Wherever the word "about" turns up in a line of the entries, copy that line.

Start PROVIDED MATERIAL

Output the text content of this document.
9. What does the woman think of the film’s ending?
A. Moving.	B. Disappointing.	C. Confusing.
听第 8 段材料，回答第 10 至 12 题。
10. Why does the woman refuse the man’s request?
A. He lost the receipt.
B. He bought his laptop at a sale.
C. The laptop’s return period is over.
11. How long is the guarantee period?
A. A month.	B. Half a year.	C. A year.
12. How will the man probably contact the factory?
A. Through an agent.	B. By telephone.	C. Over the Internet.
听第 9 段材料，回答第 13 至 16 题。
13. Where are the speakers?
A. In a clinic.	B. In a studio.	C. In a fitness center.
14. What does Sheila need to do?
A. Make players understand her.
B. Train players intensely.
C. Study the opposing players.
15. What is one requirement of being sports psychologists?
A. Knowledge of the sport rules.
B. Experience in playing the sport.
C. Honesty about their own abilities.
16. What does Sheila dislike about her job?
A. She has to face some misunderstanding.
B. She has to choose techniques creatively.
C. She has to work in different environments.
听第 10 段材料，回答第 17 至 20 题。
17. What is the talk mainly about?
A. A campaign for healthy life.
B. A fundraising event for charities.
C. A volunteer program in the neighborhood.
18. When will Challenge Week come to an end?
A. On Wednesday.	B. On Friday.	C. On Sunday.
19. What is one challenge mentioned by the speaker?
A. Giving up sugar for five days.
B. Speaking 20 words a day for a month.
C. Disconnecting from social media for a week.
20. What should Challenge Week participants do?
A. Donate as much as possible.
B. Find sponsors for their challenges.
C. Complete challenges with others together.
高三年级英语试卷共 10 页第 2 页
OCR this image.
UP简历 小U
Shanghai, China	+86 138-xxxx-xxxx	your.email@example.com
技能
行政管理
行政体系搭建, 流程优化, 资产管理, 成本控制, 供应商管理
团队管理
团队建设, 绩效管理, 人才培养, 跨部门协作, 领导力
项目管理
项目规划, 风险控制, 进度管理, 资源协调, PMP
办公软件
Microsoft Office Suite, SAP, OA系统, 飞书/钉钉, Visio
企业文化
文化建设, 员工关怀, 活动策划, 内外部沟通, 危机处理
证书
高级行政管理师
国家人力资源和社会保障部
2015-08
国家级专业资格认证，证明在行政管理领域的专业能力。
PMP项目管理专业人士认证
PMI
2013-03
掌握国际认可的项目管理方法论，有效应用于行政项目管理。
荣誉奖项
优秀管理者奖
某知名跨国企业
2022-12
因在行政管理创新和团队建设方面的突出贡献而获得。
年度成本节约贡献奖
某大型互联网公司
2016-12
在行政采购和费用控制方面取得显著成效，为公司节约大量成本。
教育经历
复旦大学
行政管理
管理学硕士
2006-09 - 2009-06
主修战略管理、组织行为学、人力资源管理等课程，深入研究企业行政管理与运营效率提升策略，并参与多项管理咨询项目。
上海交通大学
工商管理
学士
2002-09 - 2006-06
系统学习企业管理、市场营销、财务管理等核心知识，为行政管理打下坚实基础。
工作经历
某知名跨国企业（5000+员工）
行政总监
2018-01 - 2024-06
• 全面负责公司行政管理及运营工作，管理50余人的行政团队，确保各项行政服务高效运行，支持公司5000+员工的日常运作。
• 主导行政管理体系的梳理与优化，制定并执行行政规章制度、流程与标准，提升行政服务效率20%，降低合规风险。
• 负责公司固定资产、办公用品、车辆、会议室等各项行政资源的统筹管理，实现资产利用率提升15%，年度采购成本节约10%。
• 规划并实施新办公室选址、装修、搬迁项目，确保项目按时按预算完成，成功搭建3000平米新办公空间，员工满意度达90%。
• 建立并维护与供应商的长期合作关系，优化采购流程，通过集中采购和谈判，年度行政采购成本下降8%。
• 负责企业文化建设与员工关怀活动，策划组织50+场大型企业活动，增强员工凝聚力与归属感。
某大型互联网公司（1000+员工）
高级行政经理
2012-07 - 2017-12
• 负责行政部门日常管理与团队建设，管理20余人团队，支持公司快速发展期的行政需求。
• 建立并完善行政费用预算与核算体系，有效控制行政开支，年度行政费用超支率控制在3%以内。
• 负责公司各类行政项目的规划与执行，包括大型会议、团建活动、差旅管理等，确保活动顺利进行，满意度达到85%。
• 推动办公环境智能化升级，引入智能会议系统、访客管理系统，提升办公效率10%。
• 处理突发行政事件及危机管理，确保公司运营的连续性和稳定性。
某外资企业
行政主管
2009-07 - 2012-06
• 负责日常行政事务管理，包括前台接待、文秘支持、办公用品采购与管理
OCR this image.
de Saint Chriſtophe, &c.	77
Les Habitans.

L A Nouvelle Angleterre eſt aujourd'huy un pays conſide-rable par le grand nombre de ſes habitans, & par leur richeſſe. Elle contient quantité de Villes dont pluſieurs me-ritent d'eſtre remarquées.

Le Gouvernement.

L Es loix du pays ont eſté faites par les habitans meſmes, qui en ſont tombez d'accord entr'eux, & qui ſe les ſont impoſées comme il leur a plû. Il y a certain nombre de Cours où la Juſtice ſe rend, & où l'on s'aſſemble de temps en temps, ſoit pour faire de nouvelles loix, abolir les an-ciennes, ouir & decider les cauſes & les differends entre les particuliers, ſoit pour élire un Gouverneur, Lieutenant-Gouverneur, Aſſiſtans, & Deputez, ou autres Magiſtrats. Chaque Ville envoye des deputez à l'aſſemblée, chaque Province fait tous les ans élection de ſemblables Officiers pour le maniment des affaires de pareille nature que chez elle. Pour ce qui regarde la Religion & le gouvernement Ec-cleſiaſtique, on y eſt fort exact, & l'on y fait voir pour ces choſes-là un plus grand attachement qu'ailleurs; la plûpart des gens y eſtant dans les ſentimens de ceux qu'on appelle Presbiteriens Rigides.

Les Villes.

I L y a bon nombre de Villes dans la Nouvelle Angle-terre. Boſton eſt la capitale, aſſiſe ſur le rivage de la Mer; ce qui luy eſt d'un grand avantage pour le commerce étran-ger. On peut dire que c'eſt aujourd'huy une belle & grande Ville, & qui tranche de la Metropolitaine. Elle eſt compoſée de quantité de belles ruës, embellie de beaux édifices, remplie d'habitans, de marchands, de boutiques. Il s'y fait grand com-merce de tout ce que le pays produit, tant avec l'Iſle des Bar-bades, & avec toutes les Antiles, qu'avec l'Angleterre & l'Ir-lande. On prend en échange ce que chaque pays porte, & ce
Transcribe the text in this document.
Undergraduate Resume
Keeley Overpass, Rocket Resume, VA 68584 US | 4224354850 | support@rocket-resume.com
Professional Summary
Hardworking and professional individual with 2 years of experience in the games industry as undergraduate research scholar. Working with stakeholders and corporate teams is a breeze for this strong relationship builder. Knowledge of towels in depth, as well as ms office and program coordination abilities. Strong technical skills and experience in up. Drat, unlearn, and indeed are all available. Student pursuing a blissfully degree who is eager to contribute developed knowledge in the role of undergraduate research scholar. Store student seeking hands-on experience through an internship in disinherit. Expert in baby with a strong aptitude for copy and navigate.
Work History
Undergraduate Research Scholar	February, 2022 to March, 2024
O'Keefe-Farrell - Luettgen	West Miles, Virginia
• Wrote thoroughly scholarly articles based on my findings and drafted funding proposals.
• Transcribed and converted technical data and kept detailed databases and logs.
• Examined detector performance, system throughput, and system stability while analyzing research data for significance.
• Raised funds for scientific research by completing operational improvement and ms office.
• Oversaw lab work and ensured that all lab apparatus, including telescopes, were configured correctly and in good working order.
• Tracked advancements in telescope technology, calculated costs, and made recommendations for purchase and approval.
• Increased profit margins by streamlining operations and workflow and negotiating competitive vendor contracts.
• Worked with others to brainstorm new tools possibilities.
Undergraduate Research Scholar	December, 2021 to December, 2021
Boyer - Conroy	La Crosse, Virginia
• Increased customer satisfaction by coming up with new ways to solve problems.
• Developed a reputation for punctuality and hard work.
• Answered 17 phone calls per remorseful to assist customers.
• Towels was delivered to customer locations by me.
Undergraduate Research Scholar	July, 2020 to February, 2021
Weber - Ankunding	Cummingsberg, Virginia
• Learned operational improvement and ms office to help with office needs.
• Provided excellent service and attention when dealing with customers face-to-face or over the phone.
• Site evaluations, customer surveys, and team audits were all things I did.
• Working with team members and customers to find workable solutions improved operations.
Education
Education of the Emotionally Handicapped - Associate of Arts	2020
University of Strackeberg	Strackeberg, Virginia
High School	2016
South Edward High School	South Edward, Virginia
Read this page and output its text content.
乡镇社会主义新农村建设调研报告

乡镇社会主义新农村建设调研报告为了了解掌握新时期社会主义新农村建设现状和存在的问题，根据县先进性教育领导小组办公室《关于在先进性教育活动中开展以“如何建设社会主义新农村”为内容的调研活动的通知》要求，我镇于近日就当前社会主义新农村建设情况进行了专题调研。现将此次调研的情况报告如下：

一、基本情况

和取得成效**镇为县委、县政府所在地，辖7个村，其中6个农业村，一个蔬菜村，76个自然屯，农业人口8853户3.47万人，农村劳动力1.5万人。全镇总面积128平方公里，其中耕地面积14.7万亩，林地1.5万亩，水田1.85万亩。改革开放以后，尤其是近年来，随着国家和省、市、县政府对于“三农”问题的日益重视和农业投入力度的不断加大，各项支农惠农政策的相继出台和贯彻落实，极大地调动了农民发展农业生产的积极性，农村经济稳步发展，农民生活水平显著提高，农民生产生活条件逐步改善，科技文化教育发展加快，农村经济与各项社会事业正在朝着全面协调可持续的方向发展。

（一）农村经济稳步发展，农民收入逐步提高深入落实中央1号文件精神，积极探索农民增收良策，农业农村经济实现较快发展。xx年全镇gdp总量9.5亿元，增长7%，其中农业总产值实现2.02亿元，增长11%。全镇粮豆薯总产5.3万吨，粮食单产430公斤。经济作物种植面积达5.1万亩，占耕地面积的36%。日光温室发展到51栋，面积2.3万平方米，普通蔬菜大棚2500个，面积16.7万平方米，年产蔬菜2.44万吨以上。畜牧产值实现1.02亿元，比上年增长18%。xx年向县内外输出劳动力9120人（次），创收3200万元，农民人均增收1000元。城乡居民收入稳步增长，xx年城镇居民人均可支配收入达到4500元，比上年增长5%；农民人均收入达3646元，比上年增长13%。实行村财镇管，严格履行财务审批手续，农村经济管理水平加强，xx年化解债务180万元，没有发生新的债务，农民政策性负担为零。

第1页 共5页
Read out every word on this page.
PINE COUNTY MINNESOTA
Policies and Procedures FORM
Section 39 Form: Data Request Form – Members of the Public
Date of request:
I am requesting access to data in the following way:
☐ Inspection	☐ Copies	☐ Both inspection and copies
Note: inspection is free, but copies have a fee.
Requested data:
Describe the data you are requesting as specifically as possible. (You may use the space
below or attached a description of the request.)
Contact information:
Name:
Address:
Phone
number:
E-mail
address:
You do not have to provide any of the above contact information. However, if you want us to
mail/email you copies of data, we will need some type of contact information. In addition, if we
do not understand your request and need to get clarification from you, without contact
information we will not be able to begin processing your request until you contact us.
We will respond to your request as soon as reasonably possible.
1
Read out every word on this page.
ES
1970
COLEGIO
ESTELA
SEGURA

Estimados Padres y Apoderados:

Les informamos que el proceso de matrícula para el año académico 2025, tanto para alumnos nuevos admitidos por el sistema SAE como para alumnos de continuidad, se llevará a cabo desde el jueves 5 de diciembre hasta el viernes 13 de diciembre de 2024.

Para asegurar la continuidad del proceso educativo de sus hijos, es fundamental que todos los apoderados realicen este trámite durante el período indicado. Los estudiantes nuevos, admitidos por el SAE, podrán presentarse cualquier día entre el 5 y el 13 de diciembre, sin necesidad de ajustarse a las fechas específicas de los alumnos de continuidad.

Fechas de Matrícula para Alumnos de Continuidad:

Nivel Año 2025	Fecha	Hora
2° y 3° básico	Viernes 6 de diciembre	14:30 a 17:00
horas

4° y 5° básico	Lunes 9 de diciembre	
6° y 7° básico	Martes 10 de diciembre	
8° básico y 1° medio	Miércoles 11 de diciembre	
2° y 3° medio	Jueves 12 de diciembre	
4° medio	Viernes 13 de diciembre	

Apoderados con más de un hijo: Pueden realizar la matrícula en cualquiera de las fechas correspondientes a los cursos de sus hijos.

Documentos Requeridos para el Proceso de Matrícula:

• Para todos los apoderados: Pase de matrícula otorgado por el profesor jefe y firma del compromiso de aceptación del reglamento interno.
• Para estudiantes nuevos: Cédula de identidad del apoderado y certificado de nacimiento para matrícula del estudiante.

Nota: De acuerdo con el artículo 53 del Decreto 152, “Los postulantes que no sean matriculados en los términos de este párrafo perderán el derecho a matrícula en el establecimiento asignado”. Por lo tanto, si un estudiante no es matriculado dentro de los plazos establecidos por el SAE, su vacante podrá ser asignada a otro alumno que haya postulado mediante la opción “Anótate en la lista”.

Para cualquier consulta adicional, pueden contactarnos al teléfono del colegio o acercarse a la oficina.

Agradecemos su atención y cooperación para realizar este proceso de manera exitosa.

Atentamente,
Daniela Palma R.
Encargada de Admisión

End PROVIDED MATERIAL

# CORRECT ANSWER
C. Honesty about their own abilities.
16. What does Sheila dislike about her job?
17. What is the talk mainly about?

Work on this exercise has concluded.